**What you should do**
Reproduce all the lines below exactly and omit the images.

_____

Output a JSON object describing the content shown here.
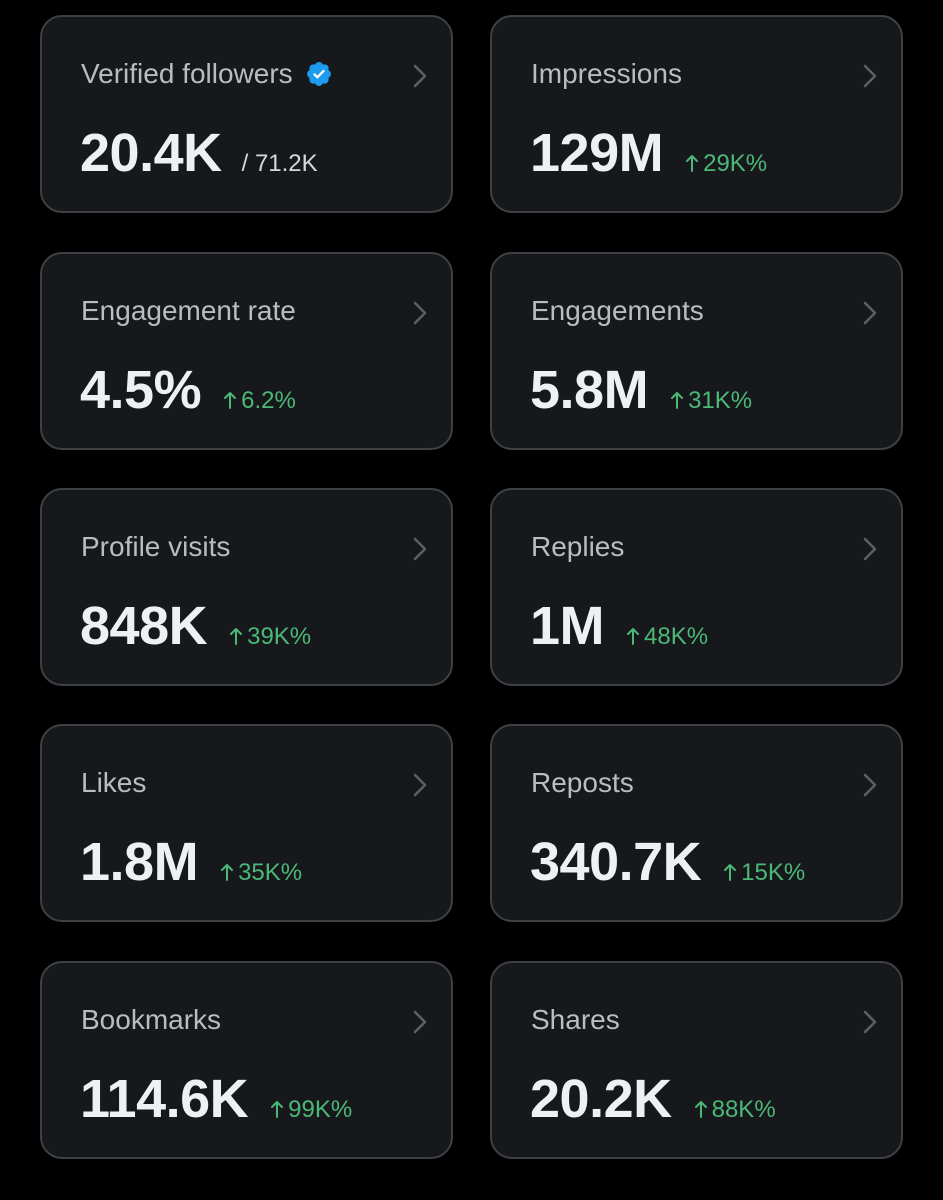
{
  "colors": {
    "background": "#000000",
    "card_bg": "#16181c",
    "card_border": "#3e4144",
    "title": "#b9bdc1",
    "value": "#eef0f1",
    "positive_change": "#4cb877",
    "verified_badge": "#1d9bf0"
  },
  "cards": [
    {
      "title": "Verified followers",
      "value": "20.4K",
      "total": "/ 71.2K",
      "icon": "verified-badge-icon"
    },
    {
      "title": "Impressions",
      "value": "129M",
      "change": "29K%"
    },
    {
      "title": "Engagement rate",
      "value": "4.5%",
      "change": "6.2%"
    },
    {
      "title": "Engagements",
      "value": "5.8M",
      "change": "31K%"
    },
    {
      "title": "Profile visits",
      "value": "848K",
      "change": "39K%"
    },
    {
      "title": "Replies",
      "value": "1M",
      "change": "48K%"
    },
    {
      "title": "Likes",
      "value": "1.8M",
      "change": "35K%"
    },
    {
      "title": "Reposts",
      "value": "340.7K",
      "change": "15K%"
    },
    {
      "title": "Bookmarks",
      "value": "114.6K",
      "change": "99K%"
    },
    {
      "title": "Shares",
      "value": "20.2K",
      "change": "88K%"
    }
  ]
}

_____

**Final answer**
Output a JSON object describing the content shown here.
{
  "colors": {
    "background": "#000000",
    "card_bg": "#16181c",
    "card_border": "#3e4144",
    "title": "#b9bdc1",
    "value": "#eef0f1",
    "positive_change": "#4cb877",
    "verified_badge": "#1d9bf0"
  },
  "cards": [
    {
      "title": "Verified followers",
      "value": "20.4K",
      "total": "/ 71.2K",
      "icon": "verified-badge-icon"
    },
    {
      "title": "Impressions",
      "value": "129M",
      "change": "29K%"
    },
    {
      "title": "Engagement rate",
      "value": "4.5%",
      "change": "6.2%"
    },
    {
      "title": "Engagements",
      "value": "5.8M",
      "change": "31K%"
    },
    {
      "title": "Profile visits",
      "value": "848K",
      "change": "39K%"
    },
    {
      "title": "Replies",
      "value": "1M",
      "change": "48K%"
    },
    {
      "title": "Likes",
      "value": "1.8M",
      "change": "35K%"
    },
    {
      "title": "Reposts",
      "value": "340.7K",
      "change": "15K%"
    },
    {
      "title": "Bookmarks",
      "value": "114.6K",
      "change": "99K%"
    },
    {
      "title": "Shares",
      "value": "20.2K",
      "change": "88K%"
    }
  ]
}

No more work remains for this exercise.